- YOUR OBJECTIVE -
Begin with the line holding "What text is on this page?" and write out each following line to the end of the data, exactly. Pictures are left out.

- LISTING -
_ _ _
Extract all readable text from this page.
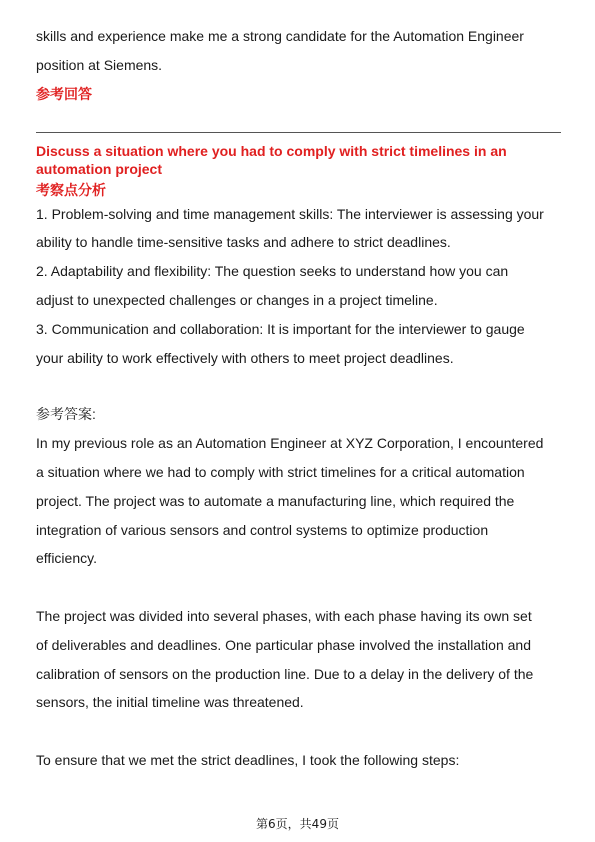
skills and experience make me a strong candidate for the Automation Engineer

position at Siemens.

参考回答

Discuss a situation where you had to comply with strict timelines in an

automation project

考察点分析

1. Problem-solving and time management skills: The interviewer is assessing your

ability to handle time-sensitive tasks and adhere to strict deadlines.

2. Adaptability and flexibility: The question seeks to understand how you can

adjust to unexpected challenges or changes in a project timeline.

3. Communication and collaboration: It is important for the interviewer to gauge

your ability to work effectively with others to meet project deadlines.

参考答案:

In my previous role as an Automation Engineer at XYZ Corporation, I encountered

a situation where we had to comply with strict timelines for a critical automation

project. The project was to automate a manufacturing line, which required the

integration of various sensors and control systems to optimize production

efficiency.

The project was divided into several phases, with each phase having its own set

of deliverables and deadlines. One particular phase involved the installation and

calibration of sensors on the production line. Due to a delay in the delivery of the

sensors, the initial timeline was threatened.

To ensure that we met the strict deadlines, I took the following steps:

第6页，共49页
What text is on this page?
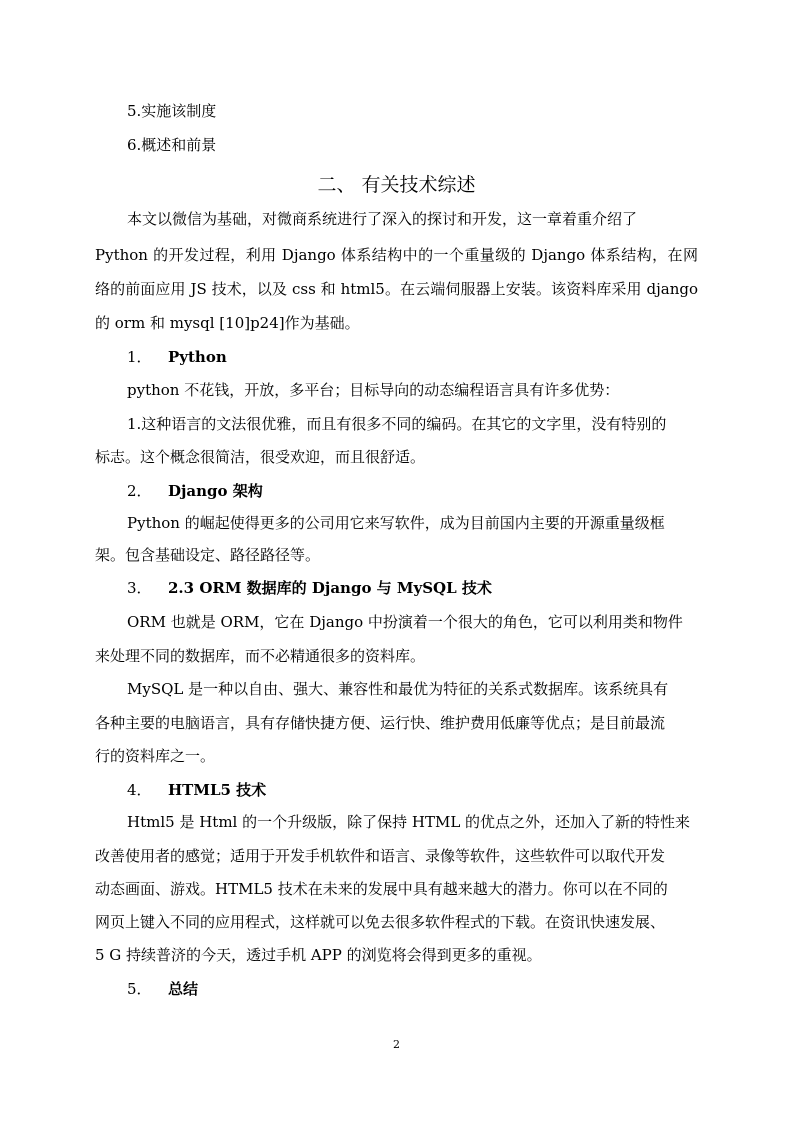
5.实施该制度
6.概述和前景
二、 有关技术综述
本文以微信为基础，对微商系统进行了深入的探讨和开发，这一章着重介绍了
Python 的开发过程，利用 Django 体系结构中的一个重量级的 Django 体系结构，在网
络的前面应用 JS 技术，以及 css 和 html5。在云端伺服器上安装。该资料库采用 django
的 orm 和 mysql [10]p24]作为基础。
1． Python
python 不花钱，开放，多平台；目标导向的动态编程语言具有许多优势：
1.这种语言的文法很优雅，而且有很多不同的编码。在其它的文字里，没有特别的
标志。这个概念很简洁，很受欢迎，而且很舒适。
2． Django 架构
Python 的崛起使得更多的公司用它来写软件，成为目前国内主要的开源重量级框
架。包含基础设定、路径路径等。
3． 2.3 ORM 数据库的 Django 与 MySQL 技术
ORM 也就是 ORM，它在 Django 中扮演着一个很大的角色，它可以利用类和物件
来处理不同的数据库，而不必精通很多的资料库。
MySQL 是一种以自由、强大、兼容性和最优为特征的关系式数据库。该系统具有
各种主要的电脑语言，具有存储快捷方便、运行快、维护费用低廉等优点；是目前最流
行的资料库之一。
4． HTML5 技术
Html5 是 Html 的一个升级版，除了保持 HTML 的优点之外，还加入了新的特性来
改善使用者的感觉；适用于开发手机软件和语言、录像等软件，这些软件可以取代开发
动态画面、游戏。HTML5 技术在未来的发展中具有越来越大的潜力。你可以在不同的
网页上键入不同的应用程式，这样就可以免去很多软件程式的下载。在资讯快速发展、
5 G 持续普济的今天，透过手机 APP 的浏览将会得到更多的重视。
5． 总结
2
_ _ _
- ANSWER FOR THIS EXERCISE -
What text is on this page?
5.实施该制度
6.概述和前景
二、 有关技术综述
本文以微信为基础，对微商系统进行了深入的探讨和开发，这一章着重介绍了
Python 的开发过程，利用 Django 体系结构中的一个重量级的 Django 体系结构，在网
络的前面应用 JS 技术，以及 css 和 html5。在云端伺服器上安装。该资料库采用 django
的 orm 和 mysql [10]p24]作为基础。
1． Python
python 不花钱，开放，多平台；目标导向的动态编程语言具有许多优势：
1.这种语言的文法很优雅，而且有很多不同的编码。在其它的文字里，没有特别的
标志。这个概念很简洁，很受欢迎，而且很舒适。
2． Django 架构
Python 的崛起使得更多的公司用它来写软件，成为目前国内主要的开源重量级框
架。包含基础设定、路径路径等。
3． 2.3 ORM 数据库的 Django 与 MySQL 技术
ORM 也就是 ORM，它在 Django 中扮演着一个很大的角色，它可以利用类和物件
来处理不同的数据库，而不必精通很多的资料库。
MySQL 是一种以自由、强大、兼容性和最优为特征的关系式数据库。该系统具有
各种主要的电脑语言，具有存储快捷方便、运行快、维护费用低廉等优点；是目前最流
行的资料库之一。
4． HTML5 技术
Html5 是 Html 的一个升级版，除了保持 HTML 的优点之外，还加入了新的特性来
改善使用者的感觉；适用于开发手机软件和语言、录像等软件，这些软件可以取代开发
动态画面、游戏。HTML5 技术在未来的发展中具有越来越大的潜力。你可以在不同的
网页上键入不同的应用程式，这样就可以免去很多软件程式的下载。在资讯快速发展、
5 G 持续普济的今天，透过手机 APP 的浏览将会得到更多的重视。
5． 总结
2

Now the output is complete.